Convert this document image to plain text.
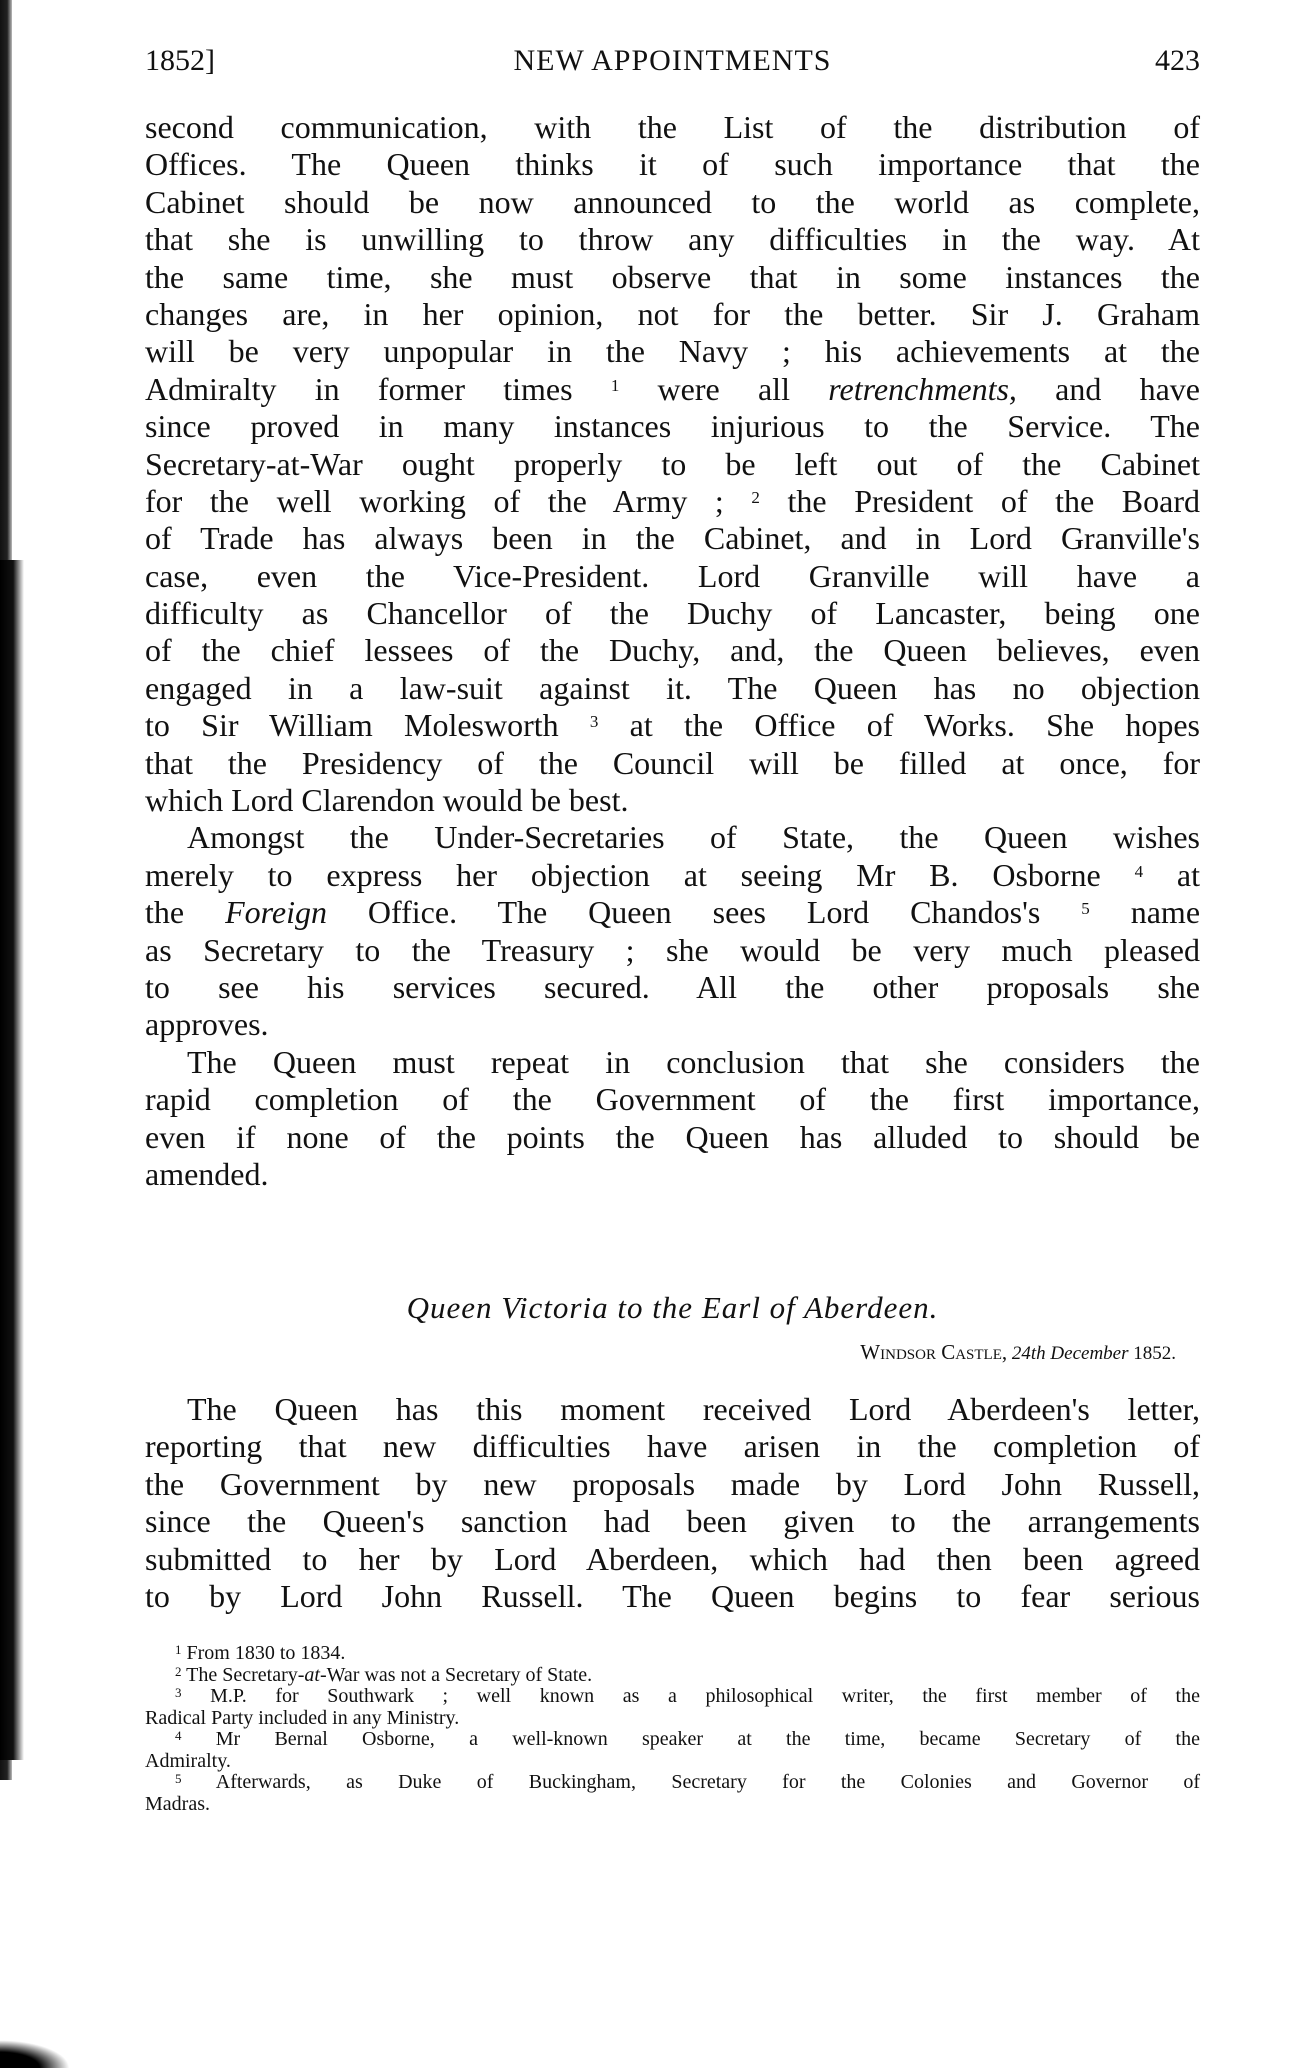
1852]	NEW APPOINTMENTS	423
second communication, with the List of the distribution of
Offices. The Queen thinks it of such importance that the
Cabinet should be now announced to the world as complete,
that she is unwilling to throw any difficulties in the way. At
the same time, she must observe that in some instances the
changes are, in her opinion, not for the better. Sir J. Graham
will be very unpopular in the Navy ; his achievements at the
Admiralty in former times $^1$ were all retrenchments, and have
since proved in many instances injurious to the Service. The
Secretary-at-War ought properly to be left out of the Cabinet
for the well working of the Army ; $^2$ the President of the Board
of Trade has always been in the Cabinet, and in Lord Granville's
case, even the Vice-President. Lord Granville will have a
difficulty as Chancellor of the Duchy of Lancaster, being one
of the chief lessees of the Duchy, and, the Queen believes, even
engaged in a law-suit against it. The Queen has no objection
to Sir William Molesworth $^3$ at the Office of Works. She hopes
that the Presidency of the Council will be filled at once, for
which Lord Clarendon would be best.
Amongst the Under-Secretaries of State, the Queen wishes
merely to express her objection at seeing Mr B. Osborne $^4$ at
the Foreign Office. The Queen sees Lord Chandos's $^5$ name
as Secretary to the Treasury ; she would be very much pleased
to see his services secured. All the other proposals she
approves.
The Queen must repeat in conclusion that she considers the
rapid completion of the Government of the first importance,
even if none of the points the Queen has alluded to should be
amended.
Queen Victoria to the Earl of Aberdeen.
Windsor Castle, 24th December 1852.
The Queen has this moment received Lord Aberdeen's letter,
reporting that new difficulties have arisen in the completion of
the Government by new proposals made by Lord John Russell,
since the Queen's sanction had been given to the arrangements
submitted to her by Lord Aberdeen, which had then been agreed
to by Lord John Russell. The Queen begins to fear serious
$^1$ From 1830 to 1834.
$^2$ The Secretary-at-War was not a Secretary of State.
$^3$ M.P. for Southwark ; well known as a philosophical writer, the first member of the
Radical Party included in any Ministry.
$^4$ Mr Bernal Osborne, a well-known speaker at the time, became Secretary of the
Admiralty.
$^5$ Afterwards, as Duke of Buckingham, Secretary for the Colonies and Governor of
Madras.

* * * * *

▶ Given instruction
The records above are to be reproduced exactly; the pictures are to be left out.

▶ Output below
Convert this document image to plain text.
1852]	NEW APPOINTMENTS	423
second communication, with the List of the distribution of
Offices. The Queen thinks it of such importance that the
Cabinet should be now announced to the world as complete,
that she is unwilling to throw any difficulties in the way. At
the same time, she must observe that in some instances the
changes are, in her opinion, not for the better. Sir J. Graham
will be very unpopular in the Navy ; his achievements at the
Admiralty in former times $^1$ were all retrenchments, and have
since proved in many instances injurious to the Service. The
Secretary-at-War ought properly to be left out of the Cabinet
for the well working of the Army ; $^2$ the President of the Board
of Trade has always been in the Cabinet, and in Lord Granville's
case, even the Vice-President. Lord Granville will have a
difficulty as Chancellor of the Duchy of Lancaster, being one
of the chief lessees of the Duchy, and, the Queen believes, even
engaged in a law-suit against it. The Queen has no objection
to Sir William Molesworth $^3$ at the Office of Works. She hopes
that the Presidency of the Council will be filled at once, for
which Lord Clarendon would be best.
Amongst the Under-Secretaries of State, the Queen wishes
merely to express her objection at seeing Mr B. Osborne $^4$ at
the Foreign Office. The Queen sees Lord Chandos's $^5$ name
as Secretary to the Treasury ; she would be very much pleased
to see his services secured. All the other proposals she
approves.
The Queen must repeat in conclusion that she considers the
rapid completion of the Government of the first importance,
even if none of the points the Queen has alluded to should be
amended.
Queen Victoria to the Earl of Aberdeen.
Windsor Castle, 24th December 1852.
The Queen has this moment received Lord Aberdeen's letter,
reporting that new difficulties have arisen in the completion of
the Government by new proposals made by Lord John Russell,
since the Queen's sanction had been given to the arrangements
submitted to her by Lord Aberdeen, which had then been agreed
to by Lord John Russell. The Queen begins to fear serious
$^1$ From 1830 to 1834.
$^2$ The Secretary-at-War was not a Secretary of State.
$^3$ M.P. for Southwark ; well known as a philosophical writer, the first member of the
Radical Party included in any Ministry.
$^4$ Mr Bernal Osborne, a well-known speaker at the time, became Secretary of the
Admiralty.
$^5$ Afterwards, as Duke of Buckingham, Secretary for the Colonies and Governor of
Madras.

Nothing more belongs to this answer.